Each entry below is to be written out exactly, and the pictures are to be left out.

[begin Recorded information]

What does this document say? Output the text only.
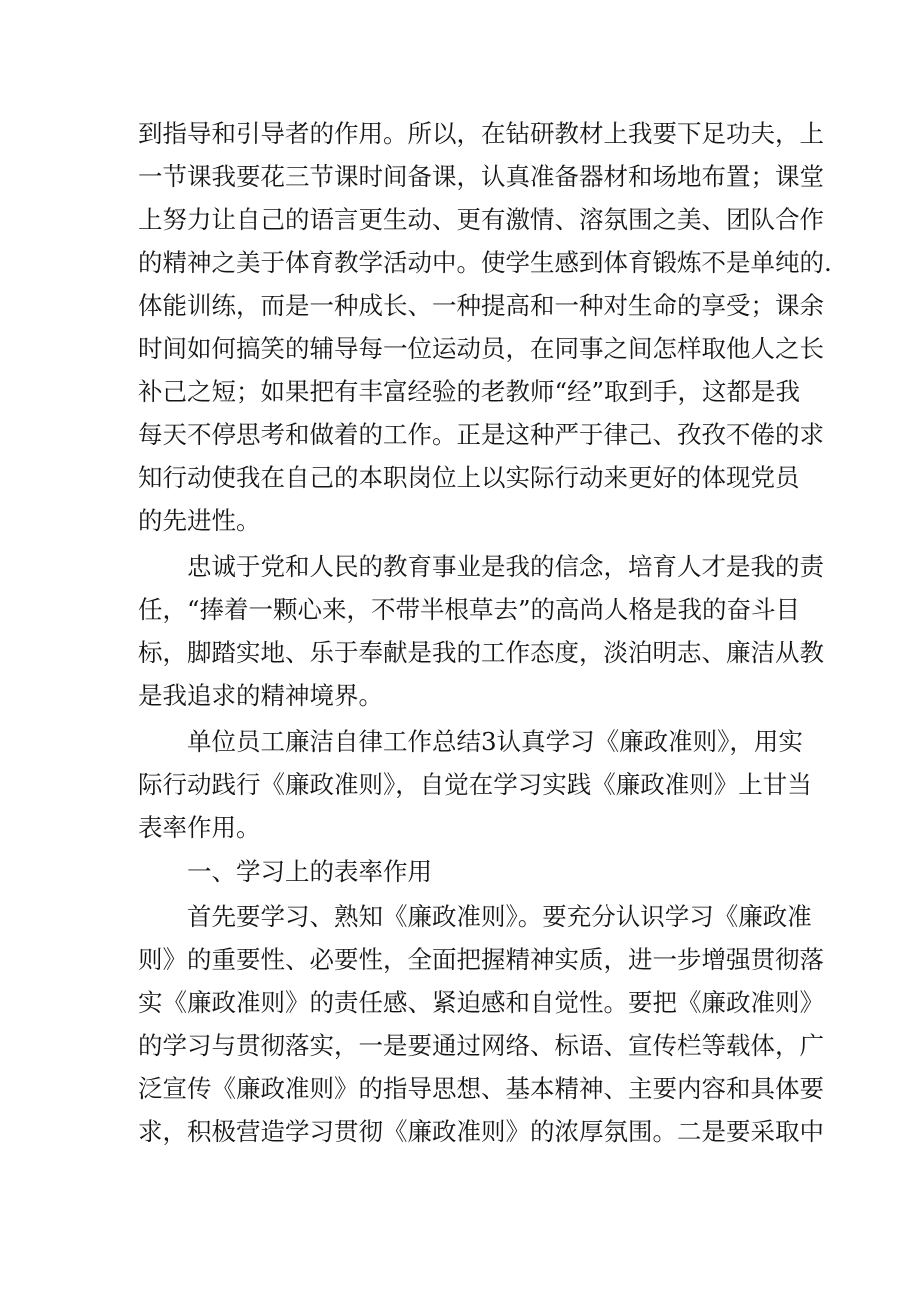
到指导和引导者的作用。所以，在钻研教材上我要下足功夫，上

一节课我要花三节课时间备课，认真准备器材和场地布置；课堂

上努力让自己的语言更生动、更有激情、溶氛围之美、团队合作

的精神之美于体育教学活动中。使学生感到体育锻炼不是单纯的.

体能训练，而是一种成长、一种提高和一种对生命的享受；课余

时间如何搞笑的辅导每一位运动员，在同事之间怎样取他人之长

补己之短；如果把有丰富经验的老教师“经”取到手，这都是我

每天不停思考和做着的工作。正是这种严于律己、孜孜不倦的求

知行动使我在自己的本职岗位上以实际行动来更好的体现党员

的先进性。

忠诚于党和人民的教育事业是我的信念，培育人才是我的责

任，“捧着一颗心来，不带半根草去”的高尚人格是我的奋斗目

标，脚踏实地、乐于奉献是我的工作态度，淡泊明志、廉洁从教

是我追求的精神境界。

单位员工廉洁自律工作总结3认真学习《廉政准则》，用实

际行动践行《廉政准则》，自觉在学习实践《廉政准则》上甘当

表率作用。

一、学习上的表率作用

首先要学习、熟知《廉政准则》。要充分认识学习《廉政准

则》的重要性、必要性，全面把握精神实质，进一步增强贯彻落

实《廉政准则》的责任感、紧迫感和自觉性。要把《廉政准则》

的学习与贯彻落实，一是要通过网络、标语、宣传栏等载体，广

泛宣传《廉政准则》的指导思想、基本精神、主要内容和具体要

求，积极营造学习贯彻《廉政准则》的浓厚氛围。二是要采取中
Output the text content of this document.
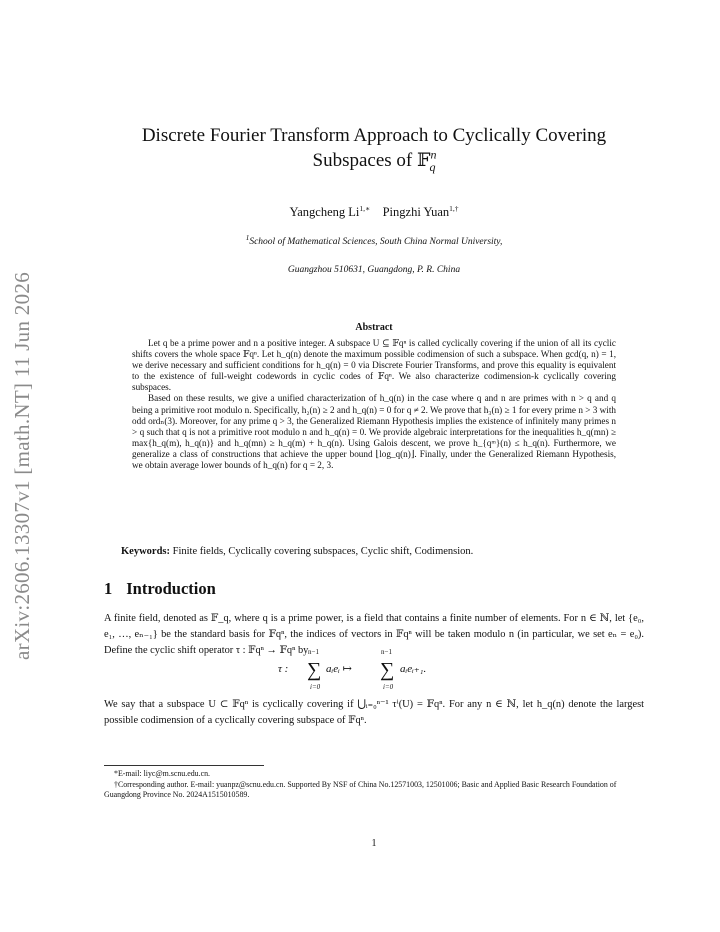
arXiv:2606.13307v1 [math.NT] 11 Jun 2026
Discrete Fourier Transform Approach to Cyclically Covering
Subspaces of 𝔽$^n_q$
Yangcheng $Li^{1,∗}$ Pingzhi Yuan$^{1,\dagger}$
$^1$School of Mathematical Sciences, South China Normal University,
Guangzhou 510631, Guangdong, P. R. China
Abstract

Let q be a prime power and n a positive integer. A subspace U ⊆ 𝔽qⁿ is called cyclically covering if the union of all its cyclic shifts covers the whole space 𝔽qⁿ. Let h_q(n) denote the maximum possible codimension of such a subspace. When gcd(q, n) = 1, we derive necessary and sufficient conditions for h_q(n) = 0 via Discrete Fourier Transforms, and prove this equality is equivalent to the existence of full-weight codewords in cyclic codes of 𝔽qⁿ. We also characterize codimension-k cyclically covering subspaces.

Based on these results, we give a unified characterization of h_q(n) in the case where q and n are primes with n > q and q being a primitive root modulo n. Specifically, h₂(n) ≥ 2 and h_q(n) = 0 for q ≠ 2. We prove that h₃(n) ≥ 1 for every prime n > 3 with odd ordₙ(3). Moreover, for any prime q > 3, the Generalized Riemann Hypothesis implies the existence of infinitely many primes n > q such that q is not a primitive root modulo n and h_q(n) = 0. We provide algebraic interpretations for the inequalities h_q(mn) ≥ max{h_q(m), h_q(n)} and h_q(mn) ≥ h_q(m) + h_q(n). Using Galois descent, we prove h_{qᵐ}(n) ≤ h_q(n). Furthermore, we generalize a class of constructions that achieve the upper bound ⌊log_q(n)⌋. Finally, under the Generalized Riemann Hypothesis, we obtain average lower bounds of h_q(n) for q = 2, 3.

Keywords: Finite fields, Cyclically covering subspaces, Cyclic shift, Codimension.
1 Introduction
A finite field, denoted as 𝔽_q, where q is a prime power, is a field that contains a finite number of elements. For n ∈ ℕ, let {e₀, e₁, …, eₙ₋₁} be the standard basis for 𝔽qⁿ, the indices of vectors in 𝔽qⁿ will be taken modulo n (in particular, we set eₙ = e₀). Define the cyclic shift operator τ : 𝔽qⁿ → 𝔽qⁿ by
τ :
n−1
∑
i=0
aᵢeᵢ ↦
n−1
∑
i=0
aᵢeᵢ₊₁.
We say that a subspace U ⊂ 𝔽qⁿ is cyclically covering if ⋃ᵢ₌₀ⁿ⁻¹ τⁱ(U) = 𝔽qⁿ. For any n ∈ ℕ, let h_q(n) denote the largest possible codimension of a cyclically covering subspace of 𝔽qⁿ.

*E-mail: liyc@m.scnu.edu.cn.

†Corresponding author. E-mail: yuanpz@scnu.edu.cn. Supported By NSF of China No.12571003, 12501006; Basic and Applied Basic Research Foundation of Guangdong Province No. 2024A1515010589.

1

[end Recorded information]

__Full output__:
What does this document say? Output the text only.
到指导和引导者的作用。所以，在钻研教材上我要下足功夫，上

一节课我要花三节课时间备课，认真准备器材和场地布置；课堂

上努力让自己的语言更生动、更有激情、溶氛围之美、团队合作

的精神之美于体育教学活动中。使学生感到体育锻炼不是单纯的.

体能训练，而是一种成长、一种提高和一种对生命的享受；课余

时间如何搞笑的辅导每一位运动员，在同事之间怎样取他人之长

补己之短；如果把有丰富经验的老教师“经”取到手，这都是我

每天不停思考和做着的工作。正是这种严于律己、孜孜不倦的求

知行动使我在自己的本职岗位上以实际行动来更好的体现党员

的先进性。

忠诚于党和人民的教育事业是我的信念，培育人才是我的责

任，“捧着一颗心来，不带半根草去”的高尚人格是我的奋斗目

标，脚踏实地、乐于奉献是我的工作态度，淡泊明志、廉洁从教

是我追求的精神境界。

单位员工廉洁自律工作总结3认真学习《廉政准则》，用实

际行动践行《廉政准则》，自觉在学习实践《廉政准则》上甘当

表率作用。

一、学习上的表率作用

首先要学习、熟知《廉政准则》。要充分认识学习《廉政准

则》的重要性、必要性，全面把握精神实质，进一步增强贯彻落

实《廉政准则》的责任感、紧迫感和自觉性。要把《廉政准则》

的学习与贯彻落实，一是要通过网络、标语、宣传栏等载体，广

泛宣传《廉政准则》的指导思想、基本精神、主要内容和具体要

求，积极营造学习贯彻《廉政准则》的浓厚氛围。二是要采取中
Output the text content of this document.
arXiv:2606.13307v1 [math.NT] 11 Jun 2026
Discrete Fourier Transform Approach to Cyclically Covering
Subspaces of 𝔽$^n_q$
Yangcheng $Li^{1,∗}$ Pingzhi Yuan$^{1,\dagger}$
$^1$School of Mathematical Sciences, South China Normal University,
Guangzhou 510631, Guangdong, P. R. China
Abstract

Let q be a prime power and n a positive integer. A subspace U ⊆ 𝔽qⁿ is called cyclically covering if the union of all its cyclic shifts covers the whole space 𝔽qⁿ. Let h_q(n) denote the maximum possible codimension of such a subspace. When gcd(q, n) = 1, we derive necessary and sufficient conditions for h_q(n) = 0 via Discrete Fourier Transforms, and prove this equality is equivalent to the existence of full-weight codewords in cyclic codes of 𝔽qⁿ. We also characterize codimension-k cyclically covering subspaces.

Based on these results, we give a unified characterization of h_q(n) in the case where q and n are primes with n > q and q being a primitive root modulo n. Specifically, h₂(n) ≥ 2 and h_q(n) = 0 for q ≠ 2. We prove that h₃(n) ≥ 1 for every prime n > 3 with odd ordₙ(3). Moreover, for any prime q > 3, the Generalized Riemann Hypothesis implies the existence of infinitely many primes n > q such that q is not a primitive root modulo n and h_q(n) = 0. We provide algebraic interpretations for the inequalities h_q(mn) ≥ max{h_q(m), h_q(n)} and h_q(mn) ≥ h_q(m) + h_q(n). Using Galois descent, we prove h_{qᵐ}(n) ≤ h_q(n). Furthermore, we generalize a class of constructions that achieve the upper bound ⌊log_q(n)⌋. Finally, under the Generalized Riemann Hypothesis, we obtain average lower bounds of h_q(n) for q = 2, 3.

Keywords: Finite fields, Cyclically covering subspaces, Cyclic shift, Codimension.
1 Introduction
A finite field, denoted as 𝔽_q, where q is a prime power, is a field that contains a finite number of elements. For n ∈ ℕ, let {e₀, e₁, …, eₙ₋₁} be the standard basis for 𝔽qⁿ, the indices of vectors in 𝔽qⁿ will be taken modulo n (in particular, we set eₙ = e₀). Define the cyclic shift operator τ : 𝔽qⁿ → 𝔽qⁿ by
τ :
n−1
∑
i=0
aᵢeᵢ ↦
n−1
∑
i=0
aᵢeᵢ₊₁.
We say that a subspace U ⊂ 𝔽qⁿ is cyclically covering if ⋃ᵢ₌₀ⁿ⁻¹ τⁱ(U) = 𝔽qⁿ. For any n ∈ ℕ, let h_q(n) denote the largest possible codimension of a cyclically covering subspace of 𝔽qⁿ.

*E-mail: liyc@m.scnu.edu.cn.

†Corresponding author. E-mail: yuanpz@scnu.edu.cn. Supported By NSF of China No.12571003, 12501006; Basic and Applied Basic Research Foundation of Guangdong Province No. 2024A1515010589.

1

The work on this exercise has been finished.